◆ **DATA PROVIDED**:
━━━━━━

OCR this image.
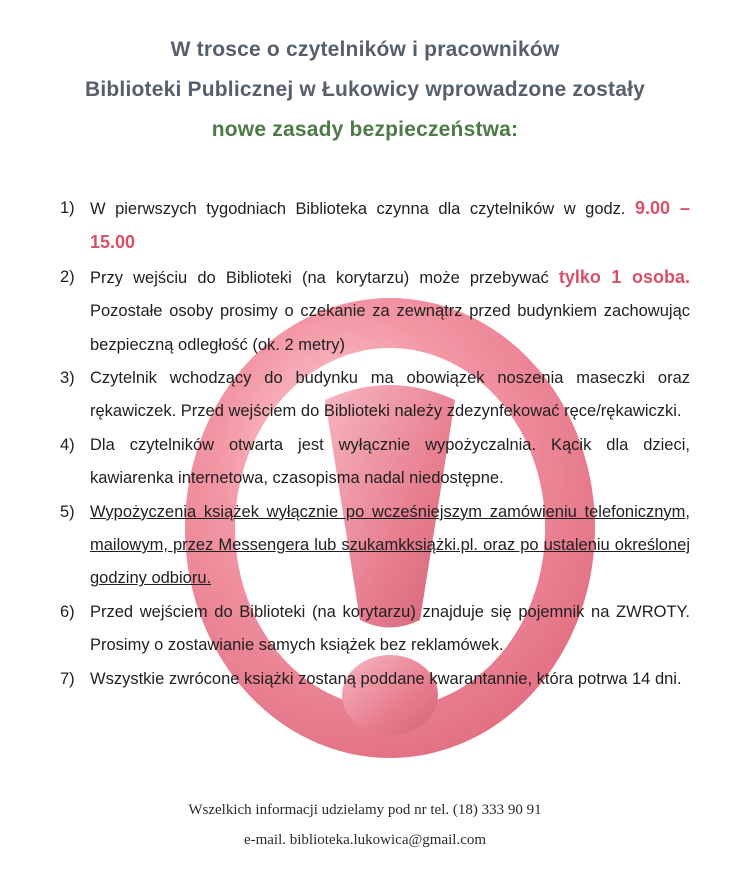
W trosce o czytelników i pracowników
Biblioteki Publicznej w Łukowicy wprowadzone zostały
nowe zasady bezpieczeństwa:
1) W pierwszych tygodniach Biblioteka czynna dla czytelników w godz. 9.00 – 15.00
2) Przy wejściu do Biblioteki (na korytarzu) może przebywać tylko 1 osoba. Pozostałe osoby prosimy o czekanie za zewnątrz przed budynkiem zachowując bezpieczną odległość (ok. 2 metry)
3) Czytelnik wchodzący do budynku ma obowiązek noszenia maseczki oraz rękawiczek. Przed wejściem do Biblioteki należy zdezynfekować ręce/rękawiczki.
4) Dla czytelników otwarta jest wyłącznie wypożyczalnia. Kącik dla dzieci, kawiarenka internetowa, czasopisma nadal niedostępne.
5) Wypożyczenia książek wyłącznie po wcześniejszym zamówieniu telefonicznym, mailowym, przez Messengera lub szukamkksiążki.pl. oraz po ustaleniu określonej godziny odbioru.
6) Przed wejściem do Biblioteki (na korytarzu) znajduje się pojemnik na ZWROTY. Prosimy o zostawianie samych książek bez reklamówek.
7) Wszystkie zwrócone książki zostaną poddane kwarantannie, która potrwa 14 dni.
Wszelkich informacji udzielamy pod nr tel. (18) 333 90 91
e-mail. biblioteka.lukowica@gmail.com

━━━━━━

Collect, from the material above, every line containing the word "korytarzu".

◆ **SOLUTION TO THE PROBLEM**:
2) Przy wejściu do Biblioteki (na korytarzu) może przebywać tylko 1 osoba. Pozostałe osoby prosimy o czekanie za zewnątrz przed budynkiem zachowując bezpieczną odległość (ok. 2 metry)
6) Przed wejściem do Biblioteki (na korytarzu) znajduje się pojemnik na ZWROTY. Prosimy o zostawianie samych książek bez reklamówek.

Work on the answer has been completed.